**The input**.

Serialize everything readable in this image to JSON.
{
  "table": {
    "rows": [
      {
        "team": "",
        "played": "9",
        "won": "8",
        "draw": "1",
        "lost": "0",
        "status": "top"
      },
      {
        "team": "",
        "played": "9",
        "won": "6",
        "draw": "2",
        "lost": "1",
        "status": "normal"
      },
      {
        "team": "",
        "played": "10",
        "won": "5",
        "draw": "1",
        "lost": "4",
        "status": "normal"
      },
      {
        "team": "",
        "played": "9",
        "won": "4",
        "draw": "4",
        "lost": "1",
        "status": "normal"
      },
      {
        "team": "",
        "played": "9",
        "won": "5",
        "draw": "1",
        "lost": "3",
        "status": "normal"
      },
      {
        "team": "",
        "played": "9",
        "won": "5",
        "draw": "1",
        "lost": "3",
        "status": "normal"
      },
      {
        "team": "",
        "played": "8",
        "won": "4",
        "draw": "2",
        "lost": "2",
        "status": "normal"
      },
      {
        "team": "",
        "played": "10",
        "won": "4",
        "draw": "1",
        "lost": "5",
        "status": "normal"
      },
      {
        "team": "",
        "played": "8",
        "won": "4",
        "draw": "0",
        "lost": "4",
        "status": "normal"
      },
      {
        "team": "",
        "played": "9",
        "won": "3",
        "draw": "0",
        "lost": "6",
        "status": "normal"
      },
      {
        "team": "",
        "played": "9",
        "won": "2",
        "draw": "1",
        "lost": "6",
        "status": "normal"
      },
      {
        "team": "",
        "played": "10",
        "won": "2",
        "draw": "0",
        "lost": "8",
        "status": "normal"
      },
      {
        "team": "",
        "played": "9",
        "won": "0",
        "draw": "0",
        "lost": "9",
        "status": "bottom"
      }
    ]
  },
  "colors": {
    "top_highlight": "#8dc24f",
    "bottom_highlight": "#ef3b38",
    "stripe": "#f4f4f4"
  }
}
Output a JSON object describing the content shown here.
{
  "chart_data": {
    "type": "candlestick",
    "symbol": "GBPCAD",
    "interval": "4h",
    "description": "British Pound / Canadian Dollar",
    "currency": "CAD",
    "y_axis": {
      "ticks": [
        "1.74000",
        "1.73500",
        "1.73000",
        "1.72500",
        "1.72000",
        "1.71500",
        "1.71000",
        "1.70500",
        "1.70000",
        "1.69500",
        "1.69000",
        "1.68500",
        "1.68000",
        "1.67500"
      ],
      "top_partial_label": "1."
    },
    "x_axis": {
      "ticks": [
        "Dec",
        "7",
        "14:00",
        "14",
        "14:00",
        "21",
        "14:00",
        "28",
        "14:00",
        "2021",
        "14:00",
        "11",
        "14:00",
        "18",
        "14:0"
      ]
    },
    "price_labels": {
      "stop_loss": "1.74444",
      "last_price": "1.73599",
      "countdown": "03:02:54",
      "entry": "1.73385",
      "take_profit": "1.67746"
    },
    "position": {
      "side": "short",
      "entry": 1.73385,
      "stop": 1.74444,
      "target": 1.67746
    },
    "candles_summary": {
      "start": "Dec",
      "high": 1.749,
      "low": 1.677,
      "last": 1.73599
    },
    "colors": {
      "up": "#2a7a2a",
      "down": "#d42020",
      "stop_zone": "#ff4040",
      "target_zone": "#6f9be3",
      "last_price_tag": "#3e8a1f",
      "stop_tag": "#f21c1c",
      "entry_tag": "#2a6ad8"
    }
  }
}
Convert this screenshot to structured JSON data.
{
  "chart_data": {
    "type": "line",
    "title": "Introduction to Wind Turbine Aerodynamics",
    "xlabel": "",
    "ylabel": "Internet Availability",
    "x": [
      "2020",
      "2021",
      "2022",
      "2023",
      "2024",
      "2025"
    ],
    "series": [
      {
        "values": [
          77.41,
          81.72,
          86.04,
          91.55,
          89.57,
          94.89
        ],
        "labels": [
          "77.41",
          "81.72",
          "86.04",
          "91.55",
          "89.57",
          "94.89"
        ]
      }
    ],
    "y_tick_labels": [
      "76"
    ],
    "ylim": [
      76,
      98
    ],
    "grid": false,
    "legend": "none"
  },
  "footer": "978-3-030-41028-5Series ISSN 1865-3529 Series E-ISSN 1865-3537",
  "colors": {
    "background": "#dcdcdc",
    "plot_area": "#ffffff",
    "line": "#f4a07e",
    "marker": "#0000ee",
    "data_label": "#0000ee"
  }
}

**What needs to be done**. Reproduce the material verbatim, line by line.

**Answer for the task**.
Serialize everything readable in this image to JSON.
{
  "table": {
    "rows": [
      {
        "team": "",
        "played": "9",
        "won": "8",
        "draw": "1",
        "lost": "0",
        "status": "top"
      },
      {
        "team": "",
        "played": "9",
        "won": "6",
        "draw": "2",
        "lost": "1",
        "status": "normal"
      },
      {
        "team": "",
        "played": "10",
        "won": "5",
        "draw": "1",
        "lost": "4",
        "status": "normal"
      },
      {
        "team": "",
        "played": "9",
        "won": "4",
        "draw": "4",
        "lost": "1",
        "status": "normal"
      },
      {
        "team": "",
        "played": "9",
        "won": "5",
        "draw": "1",
        "lost": "3",
        "status": "normal"
      },
      {
        "team": "",
        "played": "9",
        "won": "5",
        "draw": "1",
        "lost": "3",
        "status": "normal"
      },
      {
        "team": "",
        "played": "8",
        "won": "4",
        "draw": "2",
        "lost": "2",
        "status": "normal"
      },
      {
        "team": "",
        "played": "10",
        "won": "4",
        "draw": "1",
        "lost": "5",
        "status": "normal"
      },
      {
        "team": "",
        "played": "8",
        "won": "4",
        "draw": "0",
        "lost": "4",
        "status": "normal"
      },
      {
        "team": "",
        "played": "9",
        "won": "3",
        "draw": "0",
        "lost": "6",
        "status": "normal"
      },
      {
        "team": "",
        "played": "9",
        "won": "2",
        "draw": "1",
        "lost": "6",
        "status": "normal"
      },
      {
        "team": "",
        "played": "10",
        "won": "2",
        "draw": "0",
        "lost": "8",
        "status": "normal"
      },
      {
        "team": "",
        "played": "9",
        "won": "0",
        "draw": "0",
        "lost": "9",
        "status": "bottom"
      }
    ]
  },
  "colors": {
    "top_highlight": "#8dc24f",
    "bottom_highlight": "#ef3b38",
    "stripe": "#f4f4f4"
  }
}
Output a JSON object describing the content shown here.
{
  "chart_data": {
    "type": "candlestick",
    "symbol": "GBPCAD",
    "interval": "4h",
    "description": "British Pound / Canadian Dollar",
    "currency": "CAD",
    "y_axis": {
      "ticks": [
        "1.74000",
        "1.73500",
        "1.73000",
        "1.72500",
        "1.72000",
        "1.71500",
        "1.71000",
        "1.70500",
        "1.70000",
        "1.69500",
        "1.69000",
        "1.68500",
        "1.68000",
        "1.67500"
      ],
      "top_partial_label": "1."
    },
    "x_axis": {
      "ticks": [
        "Dec",
        "7",
        "14:00",
        "14",
        "14:00",
        "21",
        "14:00",
        "28",
        "14:00",
        "2021",
        "14:00",
        "11",
        "14:00",
        "18",
        "14:0"
      ]
    },
    "price_labels": {
      "stop_loss": "1.74444",
      "last_price": "1.73599",
      "countdown": "03:02:54",
      "entry": "1.73385",
      "take_profit": "1.67746"
    },
    "position": {
      "side": "short",
      "entry": 1.73385,
      "stop": 1.74444,
      "target": 1.67746
    },
    "candles_summary": {
      "start": "Dec",
      "high": 1.749,
      "low": 1.677,
      "last": 1.73599
    },
    "colors": {
      "up": "#2a7a2a",
      "down": "#d42020",
      "stop_zone": "#ff4040",
      "target_zone": "#6f9be3",
      "last_price_tag": "#3e8a1f",
      "stop_tag": "#f21c1c",
      "entry_tag": "#2a6ad8"
    }
  }
}
Convert this screenshot to structured JSON data.
{
  "chart_data": {
    "type": "line",
    "title": "Introduction to Wind Turbine Aerodynamics",
    "xlabel": "",
    "ylabel": "Internet Availability",
    "x": [
      "2020",
      "2021",
      "2022",
      "2023",
      "2024",
      "2025"
    ],
    "series": [
      {
        "values": [
          77.41,
          81.72,
          86.04,
          91.55,
          89.57,
          94.89
        ],
        "labels": [
          "77.41",
          "81.72",
          "86.04",
          "91.55",
          "89.57",
          "94.89"
        ]
      }
    ],
    "y_tick_labels": [
      "76"
    ],
    "ylim": [
      76,
      98
    ],
    "grid": false,
    "legend": "none"
  },
  "footer": "978-3-030-41028-5Series ISSN 1865-3529 Series E-ISSN 1865-3537",
  "colors": {
    "background": "#dcdcdc",
    "plot_area": "#ffffff",
    "line": "#f4a07e",
    "marker": "#0000ee",
    "data_label": "#0000ee"
  }
}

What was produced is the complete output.